Extrait choisi |
Il est bon d’avertir que l’Inassouvie est un roman intime ou plutôt une sorte de confession autobiographique. On ne sait, il est vrai, si le prétendu homme de lettres qui y raconte ses impressions est un être fictif ou l’auteur en personne, tant M. Albalat s’identifie avec son Léon. Il a négligé seulement de nous le peindre au physique. Nous l’entendons draper à chaque instant les autres de pied en cap, sans qu’il se regarde lui-même une seule fois au miroir. Sa maîtresse l’appelle souvent vilain polisson ; mais ce n’est pas là un signalement. Ses façons de parler ont néanmoins, par places, un accent marseillais qui sent déjà la Canebière et le Vieux-Port. Autant qu’on peut le juger d’après sa conduite, il est suffisant, vaniteux, certain par avance de triompher des femmes et il ne recherche en elles que la satisfaction d’appétits physiques, leur reprochant comme un crime la lassitude où il tombe pour avoir trop abusé d’elles.
L’histoire qu’il nous raconte ne se distingue en rien des séductions banales. Une femme unie à un mari peu passionné et qui espère trouver ailleurs que dans ses bras des voluptés inconnues au lit conjugal ; le mari benêt que l’on trompe sans qu’il s’en doute et qui introduit lui-même dans son intérieur le jeune muguet ; enfin celui-ci, qui profite de la sottise du mari pour capter sa confiance et endormir ses soupçons au moyen de parties de billard et de pêche à la ligne ; voilà le trio complet. Passons sur les délicatesses de la femme, sur sa répugnance à se livrer ainsi à deux hommes. Léon, après s’être fait tirer un peu l’oreille, consentira bien à l’enlever, à fuir avec elle à Nice, puis à Paris ; mais nous savons d’avance que leur flamme ne sera qu’un feu de paille, que la désillusion suivra de près l’enthousiasme. Il suffit, pour deviner le résultat de l’escapade amoureuse, de voir quelles idées hantent la cervelle du ravisseur le jour même de l’enlèvement. Figurez-vous qu’il s’amuse à noter l’état de l’atmosphère et la calme tiédeur d’une après-midi d’été.
« Pas un frisson de brin d’herbes, pas un cri d’oiseau dans l’espace. Partout le grésillement ronflant des cigales ; on les entendait sur les arbres qui bordaient la route et sur d’autres de plus en plus éloignés ; de sorte que ces milliers de cris s’épandaient au loin et m’environnaient d’un cercle de bruit toujours élargi et toujours reformé. » La description ne finit pas là ; il nous faut subir encore les rayons d’un soleil torride qui noient de leur blancheur les bastidons endormis, puis les vignes qui se tordent le long des terres fendillées. « Les châtaigniers lointains, les oliviers plus rapprochés, les mûriers poudrés de poussière se raidissaient, sans un balancement de branches, sans un tremblement de feuilles, léthargiques et anéantis. La clarté du soleil dégageait au loin une lumière cendrée, pareille à une buée d’étuve qui semblait mollir les collines. »

Données fournies |
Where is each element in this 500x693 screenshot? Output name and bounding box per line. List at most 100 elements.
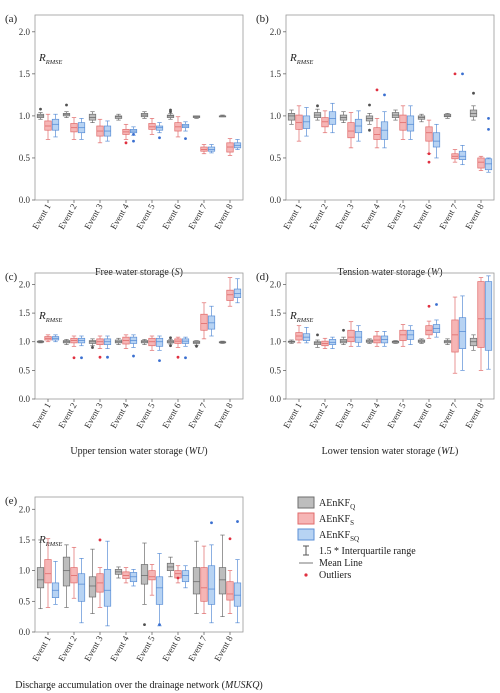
box-s: [321, 337, 329, 349]
box-sq: [233, 139, 242, 150]
box-s: [44, 113, 52, 140]
outlier-point: [98, 355, 102, 359]
box-sq: [51, 561, 60, 605]
outlier-point: [435, 303, 438, 306]
box-sq: [77, 558, 86, 624]
box-s: [96, 118, 104, 144]
x-tick-label: Event 7: [437, 202, 460, 231]
outlier-point: [169, 108, 172, 112]
outlier-point: [184, 356, 187, 360]
iqr-box: [295, 114, 303, 130]
y-axis-label: RRMSE: [289, 52, 313, 66]
box-sq: [51, 113, 60, 138]
outlier-point: [169, 344, 172, 348]
box-s: [96, 538, 104, 608]
y-tick-label: 2.0: [270, 27, 282, 37]
outlier-point: [427, 152, 431, 156]
box-sq: [77, 118, 86, 140]
iqr-box: [51, 118, 60, 131]
y-tick-label: 2.0: [270, 279, 282, 289]
iqr-box: [443, 113, 452, 118]
box-sq: [302, 327, 311, 344]
iqr-box: [458, 150, 467, 160]
y-tick-label: 1.0: [270, 111, 282, 121]
x-tick-label: Event 6: [411, 401, 434, 430]
panel-label: (e): [5, 495, 18, 507]
iqr-box: [155, 337, 164, 347]
box-s: [399, 105, 407, 140]
box-sq: [181, 565, 190, 589]
x-tick-label: Event 6: [411, 202, 434, 231]
y-tick-label: 1.0: [19, 111, 31, 121]
iqr-box: [226, 142, 234, 153]
iqr-box: [233, 582, 242, 607]
x-tick-label: Event 7: [186, 202, 209, 231]
iqr-box: [484, 281, 493, 351]
box-q: [469, 91, 478, 121]
y-tick-label: 0.0: [270, 394, 282, 404]
box-sq: [129, 569, 138, 587]
box-s: [96, 335, 104, 359]
box-sq: [155, 553, 164, 627]
outlier-point: [158, 359, 161, 363]
panel-label: (c): [5, 271, 18, 283]
outlier-point: [236, 520, 239, 523]
iqr-box: [103, 569, 112, 607]
outlier-point: [195, 344, 198, 348]
box-sq: [354, 110, 363, 142]
iqr-box: [406, 115, 415, 132]
box-s: [148, 118, 156, 135]
outlier-point: [124, 141, 128, 145]
box-q: [365, 103, 374, 132]
plot-frame: [34, 272, 244, 400]
x-tick-label: Event 5: [134, 634, 157, 663]
iqr-box: [458, 317, 467, 349]
box-sq: [380, 331, 389, 347]
x-axis-label: Lower tension water storage (WL): [322, 446, 459, 457]
box-sq: [406, 105, 415, 140]
box-sq: [328, 102, 337, 134]
iqr-box: [347, 122, 355, 139]
outlier-point: [143, 623, 146, 627]
outlier-point: [98, 538, 102, 542]
box-sq: [233, 520, 242, 624]
x-tick-label: Event 7: [186, 401, 209, 430]
x-tick-label: Event 1: [281, 202, 304, 231]
box-q: [62, 103, 71, 118]
iqr-box: [226, 289, 234, 301]
x-tick-label: Event 2: [307, 401, 330, 430]
iqr-box: [207, 146, 216, 152]
x-axis-label: Discharge accumulation over the drainage…: [15, 680, 263, 691]
x-tick-label: Event 5: [134, 401, 157, 430]
box-sq: [432, 303, 441, 338]
box-s: [226, 138, 234, 156]
outlier-point: [132, 133, 135, 136]
y-axis-label: RRMSE: [38, 534, 62, 548]
outlier-point: [375, 88, 379, 92]
y-tick-label: 1.5: [270, 308, 282, 318]
box-sq: [129, 334, 138, 358]
outlier-point: [427, 304, 431, 308]
x-tick-label: Event 3: [82, 401, 105, 430]
iqr-box: [347, 329, 355, 343]
iqr-box: [200, 146, 208, 152]
x-tick-label: Event 8: [212, 634, 235, 663]
box-q: [192, 540, 201, 614]
iqr-box: [380, 121, 389, 140]
outlier-point: [158, 136, 161, 140]
iqr-box: [62, 113, 71, 117]
box-s: [174, 336, 182, 359]
x-tick-label: Event 8: [463, 401, 486, 430]
x-tick-label: Event 4: [359, 202, 382, 231]
box-q: [365, 338, 374, 344]
box-s: [122, 567, 130, 584]
box-q: [443, 338, 452, 345]
panel-label: (b): [256, 13, 269, 25]
box-q: [192, 340, 201, 348]
plot-frame: [285, 14, 495, 201]
box-sq: [103, 120, 112, 142]
plot-frame: [34, 14, 244, 201]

Objectif énoncé A | Mettez sous forme de liste numérotée, sans lignes vides, uniquement les enregistrements allant de la ligne qui contient « box-s: [321, 337, 329, 349] » jusqu'à celle qui contient « outlier-point: [169, 108, 172, 112] », ces deux lignes comprises.
Objectif énoncé B | Reprenez l'extrait consacré au roman l'Inassouvie et poursuivez-le à partir de sa dernière phrase.
Le texte et les enregistrements forment deux ensembles distincts.

Réponse attendue A |
1. box-s: [321, 337, 329, 349]
2. box-sq: [233, 139, 242, 150]
3. box-s: [44, 113, 52, 140]
4. outlier-point: [98, 355, 102, 359]
5. box-sq: [51, 561, 60, 605]
6. outlier-point: [435, 303, 438, 306]
7. box-sq: [77, 558, 86, 624]
8. box-s: [96, 118, 104, 144]
9. x-tick-label: Event 7: [437, 202, 460, 231]
10. outlier-point: [169, 108, 172, 112]

Réponse attendue B |
Ici le procédé saute aux yeux ; notre narrateur, cela est évident, a oublié le motif qui l’amène, le tourment qui l’agite, pour ne plus songer qu’à rendre le paysage en toute exactitude. Ainsi partout chez M. Albalat ; l’intrigue n’est qu’un cadre à insérer ses tableaux. Quand les amants arrivent à Nice, leur premier soin est de se mettre à la fenêtre pour regarder la mer ; plan, description poétique de la mer et du mouvement des vagues. A Paris, Léon, dégoûté de sa maîtresse, après avoir descendu avec elle tous les degrés de la dépravation, la laisse au lit le soir pour venir respirer l’air sur le balcon ; nouveau tableau comme il s’en trouve tant dans une Page d’amour :
Voyez-vous ce garçon-là,
Qui va dégoûter Zola !
Une autre manie commune à tous les naturalistes et que M. Albalat pousse jusqu’à l’extravagance, c’est de rapporter de point en point les conversations, les propos les plus insignifiants, les niaiseries échangées entre deux amants et qu’ils peuvent trouver adorables, mais dont le lecteur n’a que faire.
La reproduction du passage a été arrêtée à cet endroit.